Stored data
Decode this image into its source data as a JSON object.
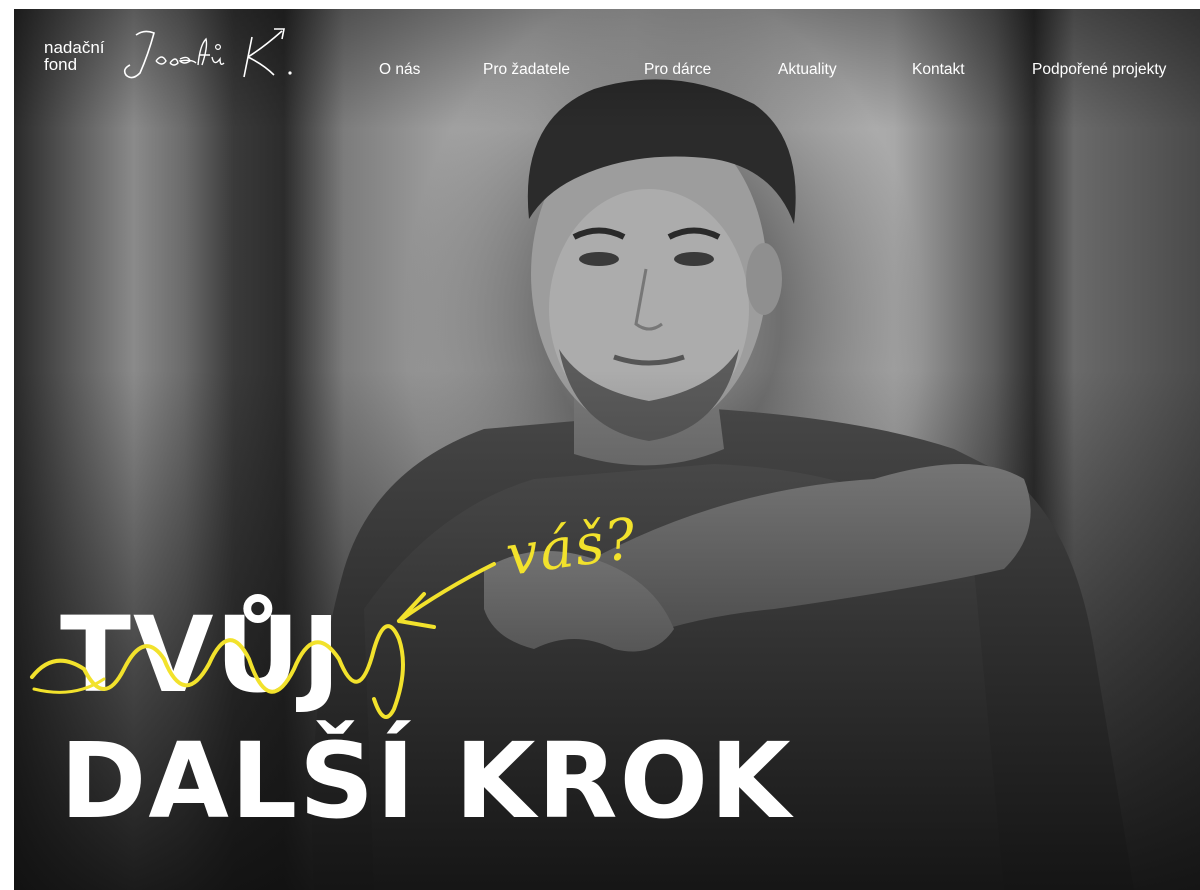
{
  "header": {
    "logo": {
      "small_line1": "nadační",
      "small_line2": "fond",
      "script_text": "Josefů K."
    },
    "nav": [
      {
        "label": "O nás"
      },
      {
        "label": "Pro žadatele"
      },
      {
        "label": "Pro dárce"
      },
      {
        "label": "Aktuality"
      },
      {
        "label": "Kontakt"
      },
      {
        "label": "Podpořené projekty"
      }
    ]
  },
  "hero": {
    "headline_line1": "TVŮJ",
    "headline_line2": "DALŠÍ KROK",
    "handwritten_note": "váš?",
    "accent_color": "#f2e22c"
  }
}
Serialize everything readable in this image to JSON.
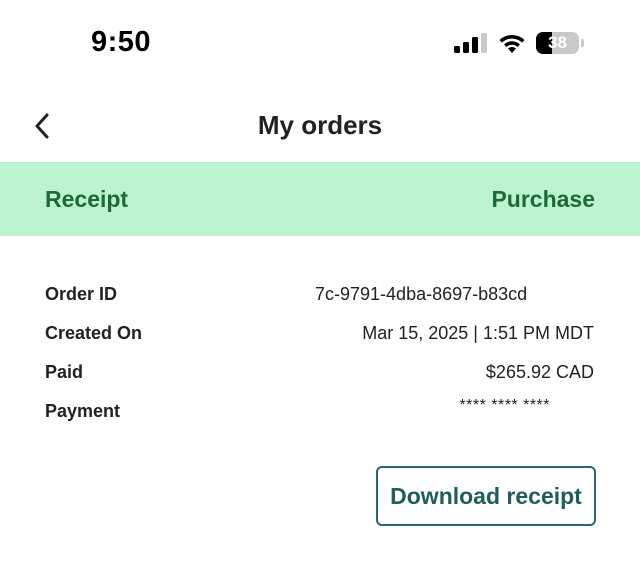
{
  "status_bar": {
    "time": "9:50",
    "battery_percent": "38",
    "battery_level": 0.38,
    "icons": [
      "signal-icon",
      "wifi-icon",
      "battery-icon"
    ]
  },
  "nav": {
    "back_icon": "chevron-left-icon",
    "title": "My orders"
  },
  "tabs": [
    {
      "label": "Receipt"
    },
    {
      "label": "Purchase"
    }
  ],
  "colors": {
    "tab_bar_bg": "#bdf3d1",
    "tab_text": "#1c6a3a",
    "button_border": "#2b6a67",
    "button_text": "#1f5e5a"
  },
  "order": {
    "order_id_label": "Order ID",
    "order_id_value": "7c-9791-4dba-8697-b83cd",
    "created_label": "Created On",
    "created_value": "Mar 15, 2025 | 1:51 PM MDT",
    "paid_label": "Paid",
    "paid_value": "$265.92 CAD",
    "payment_label": "Payment",
    "payment_value": "**** **** ****"
  },
  "actions": {
    "download_label": "Download receipt"
  }
}
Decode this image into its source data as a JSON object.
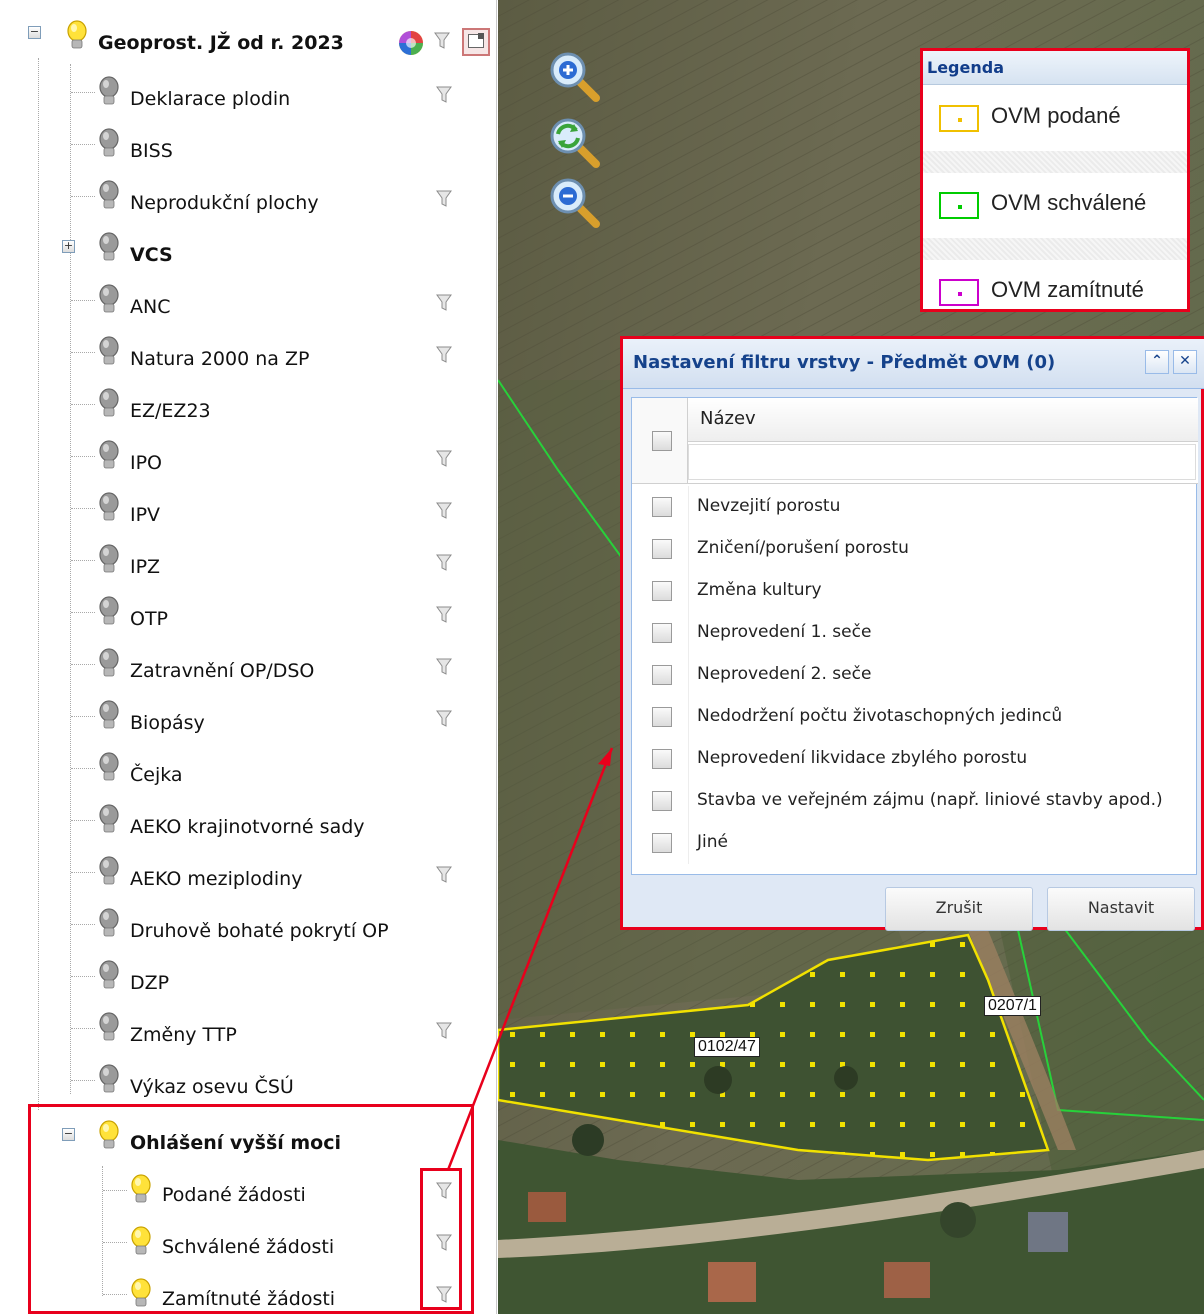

[WRITTEN PROBLEM]: Pictures stay out of the copy; please restate every record above exactly.

[RESPONSE TO THIS EXERCISE]:
Decode this image into its source data as a JSON object.
{
  "header": {
    "logo": {
      "small_line1": "nadační",
      "small_line2": "fond",
      "script_text": "Josefů K."
    },
    "nav": [
      {
        "label": "O nás"
      },
      {
        "label": "Pro žadatele"
      },
      {
        "label": "Pro dárce"
      },
      {
        "label": "Aktuality"
      },
      {
        "label": "Kontakt"
      },
      {
        "label": "Podpořené projekty"
      }
    ]
  },
  "hero": {
    "headline_line1": "TVŮJ",
    "headline_line2": "DALŠÍ KROK",
    "handwritten_note": "váš?",
    "accent_color": "#f2e22c"
  }
}
Serialize everything readable in this image to JSON.
{
  "status_bar": {
    "time": "9:50",
    "battery_percent": "38",
    "battery_level": 0.38,
    "icons": [
      "signal-icon",
      "wifi-icon",
      "battery-icon"
    ]
  },
  "nav": {
    "back_icon": "chevron-left-icon",
    "title": "My orders"
  },
  "tabs": [
    {
      "label": "Receipt"
    },
    {
      "label": "Purchase"
    }
  ],
  "colors": {
    "tab_bar_bg": "#bdf3d1",
    "tab_text": "#1c6a3a",
    "button_border": "#2b6a67",
    "button_text": "#1f5e5a"
  },
  "order": {
    "order_id_label": "Order ID",
    "order_id_value": "7c-9791-4dba-8697-b83cd",
    "created_label": "Created On",
    "created_value": "Mar 15, 2025 | 1:51 PM MDT",
    "paid_label": "Paid",
    "paid_value": "$265.92 CAD",
    "payment_label": "Payment",
    "payment_value": "**** **** ****"
  },
  "actions": {
    "download_label": "Download receipt"
  }
}
Decode this image into its source data as a JSON object.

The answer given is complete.